▸ Problem details
The records below hold pictures; please leave those out and retype the rest exactly.

▸ Stored data entries

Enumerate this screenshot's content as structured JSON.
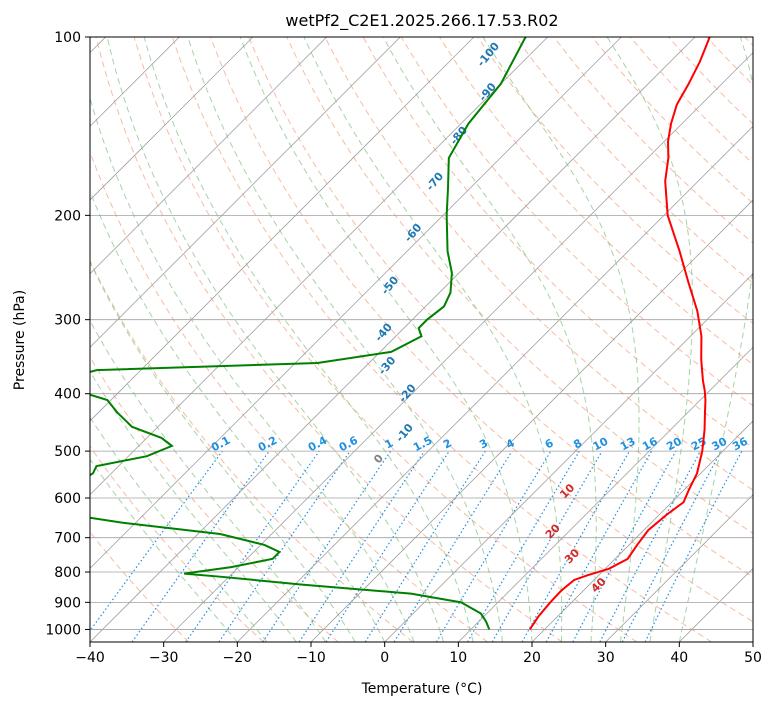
{
  "chart_data": {
    "type": "line",
    "title": "wetPf2_C2E1.2025.266.17.53.R02",
    "xlabel": "Temperature (°C)",
    "ylabel": "Pressure (hPa)",
    "xlim": [
      -40,
      50
    ],
    "ylim": [
      1050,
      100
    ],
    "y_scale": "log",
    "skew": true,
    "grid": true,
    "x_ticks": [
      -40,
      -30,
      -20,
      -10,
      0,
      10,
      20,
      30,
      40,
      50
    ],
    "y_ticks": [
      100,
      200,
      300,
      400,
      500,
      600,
      700,
      800,
      900,
      1000
    ],
    "colors": {
      "temperature": "#ff0000",
      "dewpoint": "#008000",
      "isotherm": "#a0a0a0",
      "dry_adiabat": "#f4a582",
      "moist_adiabat": "#90c890",
      "mixing_ratio": "#1f8fe0",
      "moist_label": "#1f77b4",
      "dry_label": "#d62728"
    },
    "series": [
      {
        "key": "temperature",
        "pressure": [
          1000,
          950,
          900,
          860,
          825,
          810,
          790,
          760,
          720,
          680,
          640,
          610,
          580,
          545,
          500,
          460,
          430,
          410,
          395,
          380,
          350,
          320,
          290,
          260,
          230,
          200,
          175,
          160,
          150,
          140,
          130,
          120,
          110,
          100
        ],
        "values": [
          18,
          17.4,
          17.1,
          17,
          17.3,
          18.5,
          20.5,
          21.7,
          21.1,
          20.6,
          21,
          21.6,
          20.6,
          19.5,
          17.2,
          14.6,
          12.3,
          10.7,
          9.3,
          7.7,
          4.6,
          1.5,
          -2.5,
          -7.5,
          -13,
          -19.5,
          -24.5,
          -27.2,
          -29.5,
          -31.5,
          -33.3,
          -34.5,
          -36,
          -38
        ]
      },
      {
        "key": "dewpoint",
        "pressure": [
          1000,
          970,
          940,
          900,
          870,
          840,
          815,
          805,
          785,
          760,
          740,
          720,
          690,
          660,
          640,
          610,
          580,
          560,
          545,
          530,
          510,
          490,
          475,
          455,
          430,
          410,
          395,
          385,
          375,
          365,
          355,
          340,
          320,
          310,
          300,
          285,
          270,
          250,
          230,
          200,
          180,
          160,
          140,
          120,
          100
        ],
        "values": [
          12.5,
          11,
          9.2,
          5,
          -3,
          -19,
          -31,
          -36.5,
          -31,
          -26.5,
          -26.5,
          -29.5,
          -37,
          -52,
          -60,
          -68,
          -72,
          -63,
          -62.5,
          -63,
          -57.5,
          -55.5,
          -58,
          -63.5,
          -67.5,
          -70.5,
          -76,
          -80,
          -78.5,
          -76,
          -47,
          -38.5,
          -36.5,
          -38,
          -38,
          -37.5,
          -38.5,
          -41,
          -44.5,
          -49.5,
          -53,
          -57,
          -59,
          -60,
          -63
        ]
      }
    ],
    "mixing_ratio_labels": [
      "0.1",
      "0.2",
      "0.4",
      "0.6",
      "1",
      "1.5",
      "2",
      "3",
      "4",
      "6",
      "8",
      "10",
      "13",
      "16",
      "20",
      "25",
      "30",
      "36"
    ],
    "moist_adiabat_labels": [
      "-100",
      "-90",
      "-80",
      "-70",
      "-60",
      "-50",
      "-40",
      "-30",
      "-20",
      "-10",
      "0"
    ],
    "dry_adiabat_labels": [
      "10",
      "20",
      "30",
      "40"
    ]
  }
}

▸ Exercise answer
Enumerate this screenshot's content as structured JSON.
{
  "chart_data": {
    "type": "line",
    "title": "wetPf2_C2E1.2025.266.17.53.R02",
    "xlabel": "Temperature (°C)",
    "ylabel": "Pressure (hPa)",
    "xlim": [
      -40,
      50
    ],
    "ylim": [
      1050,
      100
    ],
    "y_scale": "log",
    "skew": true,
    "grid": true,
    "x_ticks": [
      -40,
      -30,
      -20,
      -10,
      0,
      10,
      20,
      30,
      40,
      50
    ],
    "y_ticks": [
      100,
      200,
      300,
      400,
      500,
      600,
      700,
      800,
      900,
      1000
    ],
    "colors": {
      "temperature": "#ff0000",
      "dewpoint": "#008000",
      "isotherm": "#a0a0a0",
      "dry_adiabat": "#f4a582",
      "moist_adiabat": "#90c890",
      "mixing_ratio": "#1f8fe0",
      "moist_label": "#1f77b4",
      "dry_label": "#d62728"
    },
    "series": [
      {
        "key": "temperature",
        "pressure": [
          1000,
          950,
          900,
          860,
          825,
          810,
          790,
          760,
          720,
          680,
          640,
          610,
          580,
          545,
          500,
          460,
          430,
          410,
          395,
          380,
          350,
          320,
          290,
          260,
          230,
          200,
          175,
          160,
          150,
          140,
          130,
          120,
          110,
          100
        ],
        "values": [
          18,
          17.4,
          17.1,
          17,
          17.3,
          18.5,
          20.5,
          21.7,
          21.1,
          20.6,
          21,
          21.6,
          20.6,
          19.5,
          17.2,
          14.6,
          12.3,
          10.7,
          9.3,
          7.7,
          4.6,
          1.5,
          -2.5,
          -7.5,
          -13,
          -19.5,
          -24.5,
          -27.2,
          -29.5,
          -31.5,
          -33.3,
          -34.5,
          -36,
          -38
        ]
      },
      {
        "key": "dewpoint",
        "pressure": [
          1000,
          970,
          940,
          900,
          870,
          840,
          815,
          805,
          785,
          760,
          740,
          720,
          690,
          660,
          640,
          610,
          580,
          560,
          545,
          530,
          510,
          490,
          475,
          455,
          430,
          410,
          395,
          385,
          375,
          365,
          355,
          340,
          320,
          310,
          300,
          285,
          270,
          250,
          230,
          200,
          180,
          160,
          140,
          120,
          100
        ],
        "values": [
          12.5,
          11,
          9.2,
          5,
          -3,
          -19,
          -31,
          -36.5,
          -31,
          -26.5,
          -26.5,
          -29.5,
          -37,
          -52,
          -60,
          -68,
          -72,
          -63,
          -62.5,
          -63,
          -57.5,
          -55.5,
          -58,
          -63.5,
          -67.5,
          -70.5,
          -76,
          -80,
          -78.5,
          -76,
          -47,
          -38.5,
          -36.5,
          -38,
          -38,
          -37.5,
          -38.5,
          -41,
          -44.5,
          -49.5,
          -53,
          -57,
          -59,
          -60,
          -63
        ]
      }
    ],
    "mixing_ratio_labels": [
      "0.1",
      "0.2",
      "0.4",
      "0.6",
      "1",
      "1.5",
      "2",
      "3",
      "4",
      "6",
      "8",
      "10",
      "13",
      "16",
      "20",
      "25",
      "30",
      "36"
    ],
    "moist_adiabat_labels": [
      "-100",
      "-90",
      "-80",
      "-70",
      "-60",
      "-50",
      "-40",
      "-30",
      "-20",
      "-10",
      "0"
    ],
    "dry_adiabat_labels": [
      "10",
      "20",
      "30",
      "40"
    ]
  }
}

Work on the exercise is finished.